* DATA EXCERPTS
begin
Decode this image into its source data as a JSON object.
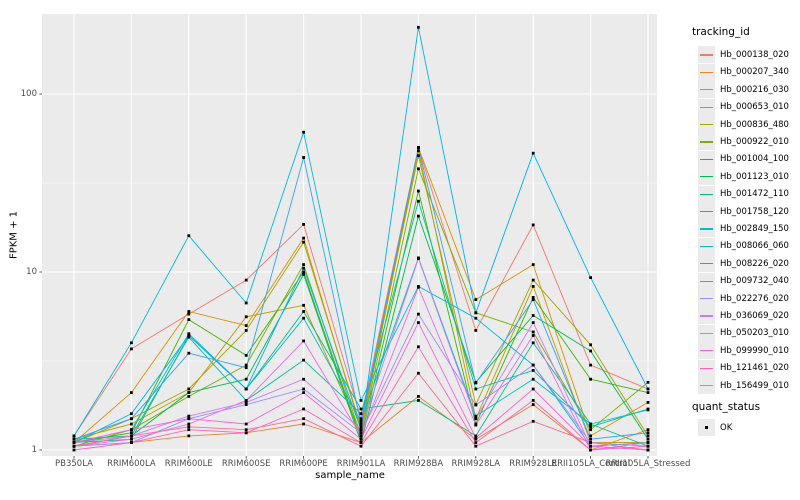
{
  "colors": {
    "panel_bg": "#EBEBEB",
    "grid": "#FFFFFF",
    "tick_text": "#4D4D4D",
    "tick_mark": "#333333",
    "point": "#000000",
    "legend_key_bg": "#EBEBEB"
  },
  "axes": {
    "y_tick_labels": [
      "1",
      "10",
      "100"
    ]
  },
  "legend": {
    "tracking_title": "tracking_id",
    "quant_title": "quant_status",
    "quant_entries": [
      {
        "label": "OK",
        "symbol": "black-square"
      }
    ]
  },
  "chart_data": {
    "type": "line",
    "title": "",
    "xlabel": "sample_name",
    "ylabel": "FPKM + 1",
    "x_type": "categorical",
    "y_scale": "log10",
    "y_ticks": [
      1,
      10,
      100
    ],
    "y_minor_ticks": [
      3.1623,
      31.623
    ],
    "ylim": [
      1,
      280
    ],
    "grid": true,
    "legend_position": "right",
    "point_symbol": "filled-black-square",
    "categories": [
      "PB350LA",
      "RRIM600LA",
      "RRIM600LE",
      "RRIM600SE",
      "RRIM600PE",
      "RRIM901LA",
      "RRIM928BA",
      "RRIM928LA",
      "RRIM928LE",
      "RRII105LA_Control",
      "RRII105LA_Stressed"
    ],
    "series": [
      {
        "name": "Hb_000138_020",
        "color": "#F8766D",
        "values": [
          1.2,
          3.7,
          5.8,
          9.0,
          18.5,
          1.5,
          50,
          4.7,
          18.4,
          3.0,
          2.2
        ]
      },
      {
        "name": "Hb_000207_340",
        "color": "#EA8331",
        "values": [
          1.05,
          1.1,
          1.2,
          1.25,
          1.4,
          1.1,
          2.0,
          1.15,
          1.8,
          1.0,
          1.3
        ]
      },
      {
        "name": "Hb_000216_030",
        "color": "#D89000",
        "values": [
          1.1,
          2.1,
          6.0,
          5.0,
          15.5,
          1.3,
          50,
          7.0,
          11.0,
          1.2,
          1.85
        ]
      },
      {
        "name": "Hb_000653_010",
        "color": "#C09B00",
        "values": [
          1.15,
          1.4,
          2.1,
          5.6,
          6.5,
          1.25,
          48,
          1.5,
          8.3,
          1.1,
          1.1
        ]
      },
      {
        "name": "Hb_000836_480",
        "color": "#A3A500",
        "values": [
          1.1,
          1.5,
          2.2,
          4.7,
          14.7,
          1.35,
          45,
          1.8,
          9.0,
          3.9,
          1.2
        ]
      },
      {
        "name": "Hb_000922_010",
        "color": "#7CAE00",
        "values": [
          1.05,
          1.3,
          2.0,
          3.0,
          11.0,
          1.2,
          38,
          5.9,
          4.6,
          1.3,
          2.4
        ]
      },
      {
        "name": "Hb_001004_100",
        "color": "#39B600",
        "values": [
          1.1,
          1.25,
          5.4,
          3.4,
          10.0,
          1.15,
          28.5,
          1.4,
          7.2,
          2.5,
          2.1
        ]
      },
      {
        "name": "Hb_001123_010",
        "color": "#00BB4E",
        "values": [
          1.05,
          1.2,
          2.1,
          2.5,
          9.7,
          1.1,
          20.6,
          2.4,
          5.7,
          3.6,
          1.15
        ]
      },
      {
        "name": "Hb_001472_110",
        "color": "#00C087",
        "values": [
          1.1,
          1.15,
          4.4,
          2.2,
          6.0,
          1.7,
          1.9,
          1.2,
          4.0,
          1.4,
          1.05
        ]
      },
      {
        "name": "Hb_001758_120",
        "color": "#00C1A3",
        "values": [
          1.15,
          1.2,
          4.3,
          1.9,
          3.2,
          1.6,
          25,
          2.2,
          2.8,
          1.35,
          1.7
        ]
      },
      {
        "name": "Hb_002849_150",
        "color": "#00BFC4",
        "values": [
          1.1,
          1.3,
          4.5,
          2.2,
          5.5,
          1.45,
          12,
          1.55,
          2.5,
          1.4,
          1.68
        ]
      },
      {
        "name": "Hb_008066_060",
        "color": "#00BAE0",
        "values": [
          1.2,
          4.0,
          16.0,
          6.7,
          61,
          1.9,
          8.3,
          5.5,
          3.0,
          1.05,
          1.1
        ]
      },
      {
        "name": "Hb_008226_020",
        "color": "#00B0F6",
        "values": [
          1.1,
          1.6,
          4.4,
          2.2,
          10.5,
          1.3,
          237,
          5.9,
          46.5,
          9.3,
          2.2
        ]
      },
      {
        "name": "Hb_009732_040",
        "color": "#35A2FF",
        "values": [
          1.15,
          1.5,
          3.5,
          2.9,
          44,
          1.4,
          50,
          2.38,
          7.0,
          1.15,
          1.25
        ]
      },
      {
        "name": "Hb_022276_020",
        "color": "#9590FF",
        "values": [
          1.05,
          1.1,
          1.5,
          1.8,
          2.2,
          1.25,
          5.8,
          1.79,
          3.0,
          1.1,
          1.05
        ]
      },
      {
        "name": "Hb_036069_020",
        "color": "#C77CFF",
        "values": [
          1.1,
          1.2,
          1.55,
          1.85,
          2.5,
          1.3,
          11.9,
          1.5,
          5.2,
          1.05,
          1.0
        ]
      },
      {
        "name": "Hb_050203_010",
        "color": "#E76BF3",
        "values": [
          1.05,
          1.15,
          1.4,
          1.9,
          4.1,
          1.2,
          8.2,
          1.38,
          4.4,
          1.0,
          1.1
        ]
      },
      {
        "name": "Hb_099990_010",
        "color": "#FA62DB",
        "values": [
          1.1,
          1.3,
          1.5,
          1.4,
          2.1,
          1.15,
          5.2,
          1.17,
          2.2,
          1.05,
          1.0
        ]
      },
      {
        "name": "Hb_121461_020",
        "color": "#FF62BC",
        "values": [
          1.0,
          1.1,
          1.3,
          1.25,
          1.7,
          1.1,
          3.8,
          1.1,
          1.9,
          1.0,
          1.05
        ]
      },
      {
        "name": "Hb_156499_010",
        "color": "#FF6A98",
        "values": [
          1.05,
          1.2,
          1.35,
          1.3,
          1.5,
          1.05,
          2.7,
          1.05,
          1.45,
          1.1,
          1.0
        ]
      }
    ]
  }
}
end
* WHAT YOU WILL DO
Can you restate all the records above word for word while dropping the pictures?

* EXERCISE ANSWER
Decode this image into its source data as a JSON object.
{
  "colors": {
    "panel_bg": "#EBEBEB",
    "grid": "#FFFFFF",
    "tick_text": "#4D4D4D",
    "tick_mark": "#333333",
    "point": "#000000",
    "legend_key_bg": "#EBEBEB"
  },
  "axes": {
    "y_tick_labels": [
      "1",
      "10",
      "100"
    ]
  },
  "legend": {
    "tracking_title": "tracking_id",
    "quant_title": "quant_status",
    "quant_entries": [
      {
        "label": "OK",
        "symbol": "black-square"
      }
    ]
  },
  "chart_data": {
    "type": "line",
    "title": "",
    "xlabel": "sample_name",
    "ylabel": "FPKM + 1",
    "x_type": "categorical",
    "y_scale": "log10",
    "y_ticks": [
      1,
      10,
      100
    ],
    "y_minor_ticks": [
      3.1623,
      31.623
    ],
    "ylim": [
      1,
      280
    ],
    "grid": true,
    "legend_position": "right",
    "point_symbol": "filled-black-square",
    "categories": [
      "PB350LA",
      "RRIM600LA",
      "RRIM600LE",
      "RRIM600SE",
      "RRIM600PE",
      "RRIM901LA",
      "RRIM928BA",
      "RRIM928LA",
      "RRIM928LE",
      "RRII105LA_Control",
      "RRII105LA_Stressed"
    ],
    "series": [
      {
        "name": "Hb_000138_020",
        "color": "#F8766D",
        "values": [
          1.2,
          3.7,
          5.8,
          9.0,
          18.5,
          1.5,
          50,
          4.7,
          18.4,
          3.0,
          2.2
        ]
      },
      {
        "name": "Hb_000207_340",
        "color": "#EA8331",
        "values": [
          1.05,
          1.1,
          1.2,
          1.25,
          1.4,
          1.1,
          2.0,
          1.15,
          1.8,
          1.0,
          1.3
        ]
      },
      {
        "name": "Hb_000216_030",
        "color": "#D89000",
        "values": [
          1.1,
          2.1,
          6.0,
          5.0,
          15.5,
          1.3,
          50,
          7.0,
          11.0,
          1.2,
          1.85
        ]
      },
      {
        "name": "Hb_000653_010",
        "color": "#C09B00",
        "values": [
          1.15,
          1.4,
          2.1,
          5.6,
          6.5,
          1.25,
          48,
          1.5,
          8.3,
          1.1,
          1.1
        ]
      },
      {
        "name": "Hb_000836_480",
        "color": "#A3A500",
        "values": [
          1.1,
          1.5,
          2.2,
          4.7,
          14.7,
          1.35,
          45,
          1.8,
          9.0,
          3.9,
          1.2
        ]
      },
      {
        "name": "Hb_000922_010",
        "color": "#7CAE00",
        "values": [
          1.05,
          1.3,
          2.0,
          3.0,
          11.0,
          1.2,
          38,
          5.9,
          4.6,
          1.3,
          2.4
        ]
      },
      {
        "name": "Hb_001004_100",
        "color": "#39B600",
        "values": [
          1.1,
          1.25,
          5.4,
          3.4,
          10.0,
          1.15,
          28.5,
          1.4,
          7.2,
          2.5,
          2.1
        ]
      },
      {
        "name": "Hb_001123_010",
        "color": "#00BB4E",
        "values": [
          1.05,
          1.2,
          2.1,
          2.5,
          9.7,
          1.1,
          20.6,
          2.4,
          5.7,
          3.6,
          1.15
        ]
      },
      {
        "name": "Hb_001472_110",
        "color": "#00C087",
        "values": [
          1.1,
          1.15,
          4.4,
          2.2,
          6.0,
          1.7,
          1.9,
          1.2,
          4.0,
          1.4,
          1.05
        ]
      },
      {
        "name": "Hb_001758_120",
        "color": "#00C1A3",
        "values": [
          1.15,
          1.2,
          4.3,
          1.9,
          3.2,
          1.6,
          25,
          2.2,
          2.8,
          1.35,
          1.7
        ]
      },
      {
        "name": "Hb_002849_150",
        "color": "#00BFC4",
        "values": [
          1.1,
          1.3,
          4.5,
          2.2,
          5.5,
          1.45,
          12,
          1.55,
          2.5,
          1.4,
          1.68
        ]
      },
      {
        "name": "Hb_008066_060",
        "color": "#00BAE0",
        "values": [
          1.2,
          4.0,
          16.0,
          6.7,
          61,
          1.9,
          8.3,
          5.5,
          3.0,
          1.05,
          1.1
        ]
      },
      {
        "name": "Hb_008226_020",
        "color": "#00B0F6",
        "values": [
          1.1,
          1.6,
          4.4,
          2.2,
          10.5,
          1.3,
          237,
          5.9,
          46.5,
          9.3,
          2.2
        ]
      },
      {
        "name": "Hb_009732_040",
        "color": "#35A2FF",
        "values": [
          1.15,
          1.5,
          3.5,
          2.9,
          44,
          1.4,
          50,
          2.38,
          7.0,
          1.15,
          1.25
        ]
      },
      {
        "name": "Hb_022276_020",
        "color": "#9590FF",
        "values": [
          1.05,
          1.1,
          1.5,
          1.8,
          2.2,
          1.25,
          5.8,
          1.79,
          3.0,
          1.1,
          1.05
        ]
      },
      {
        "name": "Hb_036069_020",
        "color": "#C77CFF",
        "values": [
          1.1,
          1.2,
          1.55,
          1.85,
          2.5,
          1.3,
          11.9,
          1.5,
          5.2,
          1.05,
          1.0
        ]
      },
      {
        "name": "Hb_050203_010",
        "color": "#E76BF3",
        "values": [
          1.05,
          1.15,
          1.4,
          1.9,
          4.1,
          1.2,
          8.2,
          1.38,
          4.4,
          1.0,
          1.1
        ]
      },
      {
        "name": "Hb_099990_010",
        "color": "#FA62DB",
        "values": [
          1.1,
          1.3,
          1.5,
          1.4,
          2.1,
          1.15,
          5.2,
          1.17,
          2.2,
          1.05,
          1.0
        ]
      },
      {
        "name": "Hb_121461_020",
        "color": "#FF62BC",
        "values": [
          1.0,
          1.1,
          1.3,
          1.25,
          1.7,
          1.1,
          3.8,
          1.1,
          1.9,
          1.0,
          1.05
        ]
      },
      {
        "name": "Hb_156499_010",
        "color": "#FF6A98",
        "values": [
          1.05,
          1.2,
          1.35,
          1.3,
          1.5,
          1.05,
          2.7,
          1.05,
          1.45,
          1.1,
          1.0
        ]
      }
    ]
  }
}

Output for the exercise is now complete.